■ Task brief ■
Show each line of the data below that has the string "write" in it.

■ Records for processing ■
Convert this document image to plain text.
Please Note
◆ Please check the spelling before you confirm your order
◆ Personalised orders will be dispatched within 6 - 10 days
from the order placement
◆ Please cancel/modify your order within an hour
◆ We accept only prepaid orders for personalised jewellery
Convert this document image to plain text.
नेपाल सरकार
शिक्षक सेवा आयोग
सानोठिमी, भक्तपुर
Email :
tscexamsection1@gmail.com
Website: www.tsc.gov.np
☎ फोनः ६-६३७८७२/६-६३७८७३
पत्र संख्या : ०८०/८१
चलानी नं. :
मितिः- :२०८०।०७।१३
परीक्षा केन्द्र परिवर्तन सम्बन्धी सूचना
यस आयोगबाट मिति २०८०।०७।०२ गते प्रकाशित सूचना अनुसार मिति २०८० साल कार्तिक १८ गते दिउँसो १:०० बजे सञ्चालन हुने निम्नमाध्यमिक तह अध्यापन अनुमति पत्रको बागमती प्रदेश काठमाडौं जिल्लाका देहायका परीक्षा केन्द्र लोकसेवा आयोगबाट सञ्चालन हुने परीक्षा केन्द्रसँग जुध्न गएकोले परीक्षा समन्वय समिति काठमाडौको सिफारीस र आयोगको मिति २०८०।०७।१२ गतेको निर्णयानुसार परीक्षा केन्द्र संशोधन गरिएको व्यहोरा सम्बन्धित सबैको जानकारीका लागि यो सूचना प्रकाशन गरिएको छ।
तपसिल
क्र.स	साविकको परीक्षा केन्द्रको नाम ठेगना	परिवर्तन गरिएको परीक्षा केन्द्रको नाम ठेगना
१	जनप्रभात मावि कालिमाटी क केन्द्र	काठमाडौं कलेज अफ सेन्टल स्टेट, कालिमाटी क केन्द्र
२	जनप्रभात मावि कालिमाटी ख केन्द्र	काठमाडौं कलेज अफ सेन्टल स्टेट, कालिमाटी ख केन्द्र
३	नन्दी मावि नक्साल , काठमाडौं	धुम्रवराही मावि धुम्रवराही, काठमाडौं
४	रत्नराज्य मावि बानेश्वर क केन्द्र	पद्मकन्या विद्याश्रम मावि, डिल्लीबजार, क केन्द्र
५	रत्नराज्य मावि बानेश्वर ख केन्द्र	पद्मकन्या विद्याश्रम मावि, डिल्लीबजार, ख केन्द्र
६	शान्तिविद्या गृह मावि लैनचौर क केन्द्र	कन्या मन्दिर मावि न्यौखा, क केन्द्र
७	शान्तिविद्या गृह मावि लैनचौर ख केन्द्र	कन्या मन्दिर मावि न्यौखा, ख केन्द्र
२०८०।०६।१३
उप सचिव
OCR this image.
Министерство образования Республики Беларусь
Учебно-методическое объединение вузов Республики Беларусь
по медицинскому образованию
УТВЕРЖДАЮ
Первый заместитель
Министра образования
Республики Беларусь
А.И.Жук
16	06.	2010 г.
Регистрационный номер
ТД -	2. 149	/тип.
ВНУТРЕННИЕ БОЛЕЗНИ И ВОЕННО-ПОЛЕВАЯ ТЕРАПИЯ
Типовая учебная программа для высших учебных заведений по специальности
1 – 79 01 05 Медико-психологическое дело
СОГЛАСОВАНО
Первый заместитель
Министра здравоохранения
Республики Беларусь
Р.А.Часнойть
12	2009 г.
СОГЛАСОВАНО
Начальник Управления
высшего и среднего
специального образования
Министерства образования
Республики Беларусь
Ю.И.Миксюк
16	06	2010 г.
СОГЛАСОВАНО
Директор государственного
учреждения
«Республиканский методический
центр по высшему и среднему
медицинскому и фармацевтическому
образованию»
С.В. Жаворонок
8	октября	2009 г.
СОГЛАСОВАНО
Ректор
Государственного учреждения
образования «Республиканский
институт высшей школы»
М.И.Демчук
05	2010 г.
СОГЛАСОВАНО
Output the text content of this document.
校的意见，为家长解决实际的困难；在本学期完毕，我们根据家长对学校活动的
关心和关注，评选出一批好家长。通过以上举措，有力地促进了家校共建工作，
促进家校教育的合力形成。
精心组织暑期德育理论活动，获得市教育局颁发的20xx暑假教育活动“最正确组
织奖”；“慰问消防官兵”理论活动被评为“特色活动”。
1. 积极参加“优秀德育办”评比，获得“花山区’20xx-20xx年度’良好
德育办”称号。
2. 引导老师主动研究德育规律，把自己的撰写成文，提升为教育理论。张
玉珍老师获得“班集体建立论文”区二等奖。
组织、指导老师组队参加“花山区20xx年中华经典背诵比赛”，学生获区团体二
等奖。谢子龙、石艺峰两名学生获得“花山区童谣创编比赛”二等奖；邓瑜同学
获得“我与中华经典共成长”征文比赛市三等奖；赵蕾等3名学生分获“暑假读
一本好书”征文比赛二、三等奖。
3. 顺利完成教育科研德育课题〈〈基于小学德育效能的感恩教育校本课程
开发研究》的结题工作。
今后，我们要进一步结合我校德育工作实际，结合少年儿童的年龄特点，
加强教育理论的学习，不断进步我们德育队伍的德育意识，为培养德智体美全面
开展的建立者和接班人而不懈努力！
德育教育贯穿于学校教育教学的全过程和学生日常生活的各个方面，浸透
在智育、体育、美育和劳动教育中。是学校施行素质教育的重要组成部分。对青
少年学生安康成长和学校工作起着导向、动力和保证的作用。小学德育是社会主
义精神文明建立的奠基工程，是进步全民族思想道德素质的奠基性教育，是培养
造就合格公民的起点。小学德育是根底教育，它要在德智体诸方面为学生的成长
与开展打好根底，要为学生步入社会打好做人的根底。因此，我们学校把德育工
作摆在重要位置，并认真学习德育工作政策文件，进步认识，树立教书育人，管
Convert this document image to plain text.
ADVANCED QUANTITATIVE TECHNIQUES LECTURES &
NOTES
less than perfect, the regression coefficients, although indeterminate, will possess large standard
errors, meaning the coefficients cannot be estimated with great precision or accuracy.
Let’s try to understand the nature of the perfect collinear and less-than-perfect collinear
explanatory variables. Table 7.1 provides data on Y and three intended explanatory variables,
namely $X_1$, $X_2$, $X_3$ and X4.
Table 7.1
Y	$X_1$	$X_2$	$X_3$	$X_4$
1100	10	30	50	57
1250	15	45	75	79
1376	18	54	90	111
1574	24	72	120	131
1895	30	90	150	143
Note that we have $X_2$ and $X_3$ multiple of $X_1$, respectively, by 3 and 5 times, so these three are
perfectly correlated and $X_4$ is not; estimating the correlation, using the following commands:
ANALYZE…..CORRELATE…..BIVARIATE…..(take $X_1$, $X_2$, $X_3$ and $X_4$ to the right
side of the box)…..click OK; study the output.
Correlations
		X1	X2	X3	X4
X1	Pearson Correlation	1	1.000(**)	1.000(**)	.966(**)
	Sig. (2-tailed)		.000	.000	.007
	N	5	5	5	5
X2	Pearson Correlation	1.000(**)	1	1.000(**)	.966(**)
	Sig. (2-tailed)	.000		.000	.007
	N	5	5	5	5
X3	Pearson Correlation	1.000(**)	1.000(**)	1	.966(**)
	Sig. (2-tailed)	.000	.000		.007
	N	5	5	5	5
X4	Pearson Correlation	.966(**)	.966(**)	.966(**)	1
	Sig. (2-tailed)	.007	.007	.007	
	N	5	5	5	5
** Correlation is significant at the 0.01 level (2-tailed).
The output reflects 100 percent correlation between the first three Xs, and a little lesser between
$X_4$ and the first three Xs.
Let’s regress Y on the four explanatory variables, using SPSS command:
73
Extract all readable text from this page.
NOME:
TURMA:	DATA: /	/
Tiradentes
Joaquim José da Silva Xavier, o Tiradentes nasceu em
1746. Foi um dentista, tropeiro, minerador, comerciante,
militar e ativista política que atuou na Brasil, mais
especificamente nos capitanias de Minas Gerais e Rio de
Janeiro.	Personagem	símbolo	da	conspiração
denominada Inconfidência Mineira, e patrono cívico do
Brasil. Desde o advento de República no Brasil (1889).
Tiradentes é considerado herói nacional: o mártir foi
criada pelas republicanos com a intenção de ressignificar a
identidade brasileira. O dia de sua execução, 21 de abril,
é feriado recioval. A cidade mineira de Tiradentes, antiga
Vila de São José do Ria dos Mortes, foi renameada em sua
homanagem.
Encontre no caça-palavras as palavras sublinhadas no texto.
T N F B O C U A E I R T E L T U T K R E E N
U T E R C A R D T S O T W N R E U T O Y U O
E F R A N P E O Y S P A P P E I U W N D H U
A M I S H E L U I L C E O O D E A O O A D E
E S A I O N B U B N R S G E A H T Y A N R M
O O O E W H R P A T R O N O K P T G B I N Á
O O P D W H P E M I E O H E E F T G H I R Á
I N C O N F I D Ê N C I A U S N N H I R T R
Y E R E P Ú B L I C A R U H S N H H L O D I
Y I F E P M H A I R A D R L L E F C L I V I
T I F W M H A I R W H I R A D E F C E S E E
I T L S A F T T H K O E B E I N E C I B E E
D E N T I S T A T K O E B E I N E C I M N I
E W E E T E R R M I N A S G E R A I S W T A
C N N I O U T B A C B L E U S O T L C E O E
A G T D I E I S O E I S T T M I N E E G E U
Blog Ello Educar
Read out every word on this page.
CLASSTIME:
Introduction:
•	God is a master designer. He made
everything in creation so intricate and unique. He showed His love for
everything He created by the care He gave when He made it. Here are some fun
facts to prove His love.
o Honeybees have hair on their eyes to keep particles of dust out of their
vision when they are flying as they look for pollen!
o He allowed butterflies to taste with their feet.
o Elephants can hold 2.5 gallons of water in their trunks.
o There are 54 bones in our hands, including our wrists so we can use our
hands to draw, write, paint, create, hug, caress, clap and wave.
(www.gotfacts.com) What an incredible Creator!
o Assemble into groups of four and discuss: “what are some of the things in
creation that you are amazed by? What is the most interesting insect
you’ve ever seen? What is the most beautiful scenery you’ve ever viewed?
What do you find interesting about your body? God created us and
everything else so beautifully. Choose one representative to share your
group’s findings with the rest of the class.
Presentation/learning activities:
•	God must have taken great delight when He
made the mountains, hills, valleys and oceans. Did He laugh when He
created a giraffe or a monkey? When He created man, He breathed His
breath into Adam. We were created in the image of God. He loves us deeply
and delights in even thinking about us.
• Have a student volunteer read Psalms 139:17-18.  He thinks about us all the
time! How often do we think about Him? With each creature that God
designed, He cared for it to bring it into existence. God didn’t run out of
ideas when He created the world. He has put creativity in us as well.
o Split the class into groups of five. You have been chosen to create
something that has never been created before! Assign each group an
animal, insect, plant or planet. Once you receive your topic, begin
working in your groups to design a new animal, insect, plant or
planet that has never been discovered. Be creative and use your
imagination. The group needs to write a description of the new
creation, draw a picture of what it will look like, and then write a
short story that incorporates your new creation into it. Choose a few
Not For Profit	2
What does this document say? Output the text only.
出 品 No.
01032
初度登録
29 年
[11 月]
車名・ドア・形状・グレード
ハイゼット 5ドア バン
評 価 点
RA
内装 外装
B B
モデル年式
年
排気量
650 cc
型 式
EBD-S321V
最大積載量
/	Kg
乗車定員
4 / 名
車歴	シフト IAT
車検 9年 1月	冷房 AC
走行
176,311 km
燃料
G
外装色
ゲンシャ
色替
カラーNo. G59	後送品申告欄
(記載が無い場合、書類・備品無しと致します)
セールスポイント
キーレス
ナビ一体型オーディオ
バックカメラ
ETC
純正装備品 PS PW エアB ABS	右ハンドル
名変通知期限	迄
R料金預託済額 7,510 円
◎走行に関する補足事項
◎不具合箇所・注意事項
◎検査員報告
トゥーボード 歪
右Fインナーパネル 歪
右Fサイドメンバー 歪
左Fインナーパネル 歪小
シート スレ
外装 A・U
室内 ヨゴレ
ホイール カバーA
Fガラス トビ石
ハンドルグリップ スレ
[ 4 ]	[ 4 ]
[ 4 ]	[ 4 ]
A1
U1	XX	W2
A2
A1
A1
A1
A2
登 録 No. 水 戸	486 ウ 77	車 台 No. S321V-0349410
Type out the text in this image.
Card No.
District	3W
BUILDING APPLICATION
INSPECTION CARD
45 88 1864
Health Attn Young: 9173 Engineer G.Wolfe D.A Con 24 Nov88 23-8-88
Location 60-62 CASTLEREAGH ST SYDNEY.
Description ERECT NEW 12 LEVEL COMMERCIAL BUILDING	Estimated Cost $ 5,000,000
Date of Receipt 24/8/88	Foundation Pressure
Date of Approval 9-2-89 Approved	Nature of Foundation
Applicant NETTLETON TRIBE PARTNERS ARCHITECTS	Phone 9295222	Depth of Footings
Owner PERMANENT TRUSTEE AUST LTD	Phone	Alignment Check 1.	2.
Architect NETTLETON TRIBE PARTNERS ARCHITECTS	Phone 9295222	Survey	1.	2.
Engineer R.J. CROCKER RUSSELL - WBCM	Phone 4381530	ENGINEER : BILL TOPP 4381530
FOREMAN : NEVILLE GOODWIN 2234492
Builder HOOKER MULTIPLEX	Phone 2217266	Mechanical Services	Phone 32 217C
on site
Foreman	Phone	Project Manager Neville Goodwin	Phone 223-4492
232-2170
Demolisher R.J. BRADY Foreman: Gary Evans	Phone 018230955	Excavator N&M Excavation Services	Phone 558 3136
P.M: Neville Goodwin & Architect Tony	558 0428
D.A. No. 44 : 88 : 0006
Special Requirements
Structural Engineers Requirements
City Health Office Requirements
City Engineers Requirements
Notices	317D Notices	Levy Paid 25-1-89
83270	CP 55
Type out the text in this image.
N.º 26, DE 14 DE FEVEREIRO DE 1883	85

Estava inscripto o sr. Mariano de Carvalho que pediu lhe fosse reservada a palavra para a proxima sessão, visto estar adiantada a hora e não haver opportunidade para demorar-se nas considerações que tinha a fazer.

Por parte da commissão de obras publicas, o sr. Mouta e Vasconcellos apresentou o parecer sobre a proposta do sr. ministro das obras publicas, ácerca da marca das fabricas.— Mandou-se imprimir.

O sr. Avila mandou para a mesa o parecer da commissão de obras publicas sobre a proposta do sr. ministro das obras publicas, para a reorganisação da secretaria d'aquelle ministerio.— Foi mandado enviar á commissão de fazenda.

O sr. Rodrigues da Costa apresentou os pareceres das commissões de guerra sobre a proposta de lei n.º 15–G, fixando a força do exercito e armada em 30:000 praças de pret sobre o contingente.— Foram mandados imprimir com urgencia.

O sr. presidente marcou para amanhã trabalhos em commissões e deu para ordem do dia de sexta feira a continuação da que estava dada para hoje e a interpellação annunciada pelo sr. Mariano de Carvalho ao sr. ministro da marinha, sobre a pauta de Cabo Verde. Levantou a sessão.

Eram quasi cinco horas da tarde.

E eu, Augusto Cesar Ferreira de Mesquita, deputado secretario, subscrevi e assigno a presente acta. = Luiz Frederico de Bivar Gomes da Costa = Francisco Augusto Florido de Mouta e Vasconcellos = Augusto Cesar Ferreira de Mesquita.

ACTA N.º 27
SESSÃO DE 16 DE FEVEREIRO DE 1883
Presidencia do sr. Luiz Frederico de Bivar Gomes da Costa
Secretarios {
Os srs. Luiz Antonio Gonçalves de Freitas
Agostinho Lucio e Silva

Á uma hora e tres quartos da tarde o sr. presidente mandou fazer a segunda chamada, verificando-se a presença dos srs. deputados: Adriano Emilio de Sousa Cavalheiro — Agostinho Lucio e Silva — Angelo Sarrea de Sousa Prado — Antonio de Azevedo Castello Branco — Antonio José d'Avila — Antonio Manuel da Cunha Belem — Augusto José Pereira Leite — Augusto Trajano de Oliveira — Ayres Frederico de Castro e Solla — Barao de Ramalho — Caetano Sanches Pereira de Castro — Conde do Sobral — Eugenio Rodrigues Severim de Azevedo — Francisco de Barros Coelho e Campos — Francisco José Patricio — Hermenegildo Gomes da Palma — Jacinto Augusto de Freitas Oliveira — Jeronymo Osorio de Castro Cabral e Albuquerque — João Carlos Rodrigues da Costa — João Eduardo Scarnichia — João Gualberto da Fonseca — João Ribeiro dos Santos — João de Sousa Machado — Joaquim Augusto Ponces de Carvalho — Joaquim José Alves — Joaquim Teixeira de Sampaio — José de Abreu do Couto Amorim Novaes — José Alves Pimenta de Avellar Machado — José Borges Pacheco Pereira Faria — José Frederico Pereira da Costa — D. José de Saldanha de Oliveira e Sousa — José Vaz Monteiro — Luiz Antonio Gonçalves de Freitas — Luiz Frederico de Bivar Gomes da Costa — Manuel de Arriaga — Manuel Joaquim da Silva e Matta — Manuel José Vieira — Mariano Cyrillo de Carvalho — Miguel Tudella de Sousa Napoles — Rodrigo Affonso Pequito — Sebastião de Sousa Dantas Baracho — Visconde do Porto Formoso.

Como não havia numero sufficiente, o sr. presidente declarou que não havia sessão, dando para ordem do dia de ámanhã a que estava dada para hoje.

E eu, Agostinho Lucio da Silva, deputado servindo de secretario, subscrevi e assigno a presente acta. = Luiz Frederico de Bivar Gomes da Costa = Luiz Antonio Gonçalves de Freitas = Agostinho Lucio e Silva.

■ Expected answer ■
hands to draw, write, paint, create, hug, caress, clap and wave.
imagination. The group needs to write a description of the new
creation, draw a picture of what it will look like, and then write a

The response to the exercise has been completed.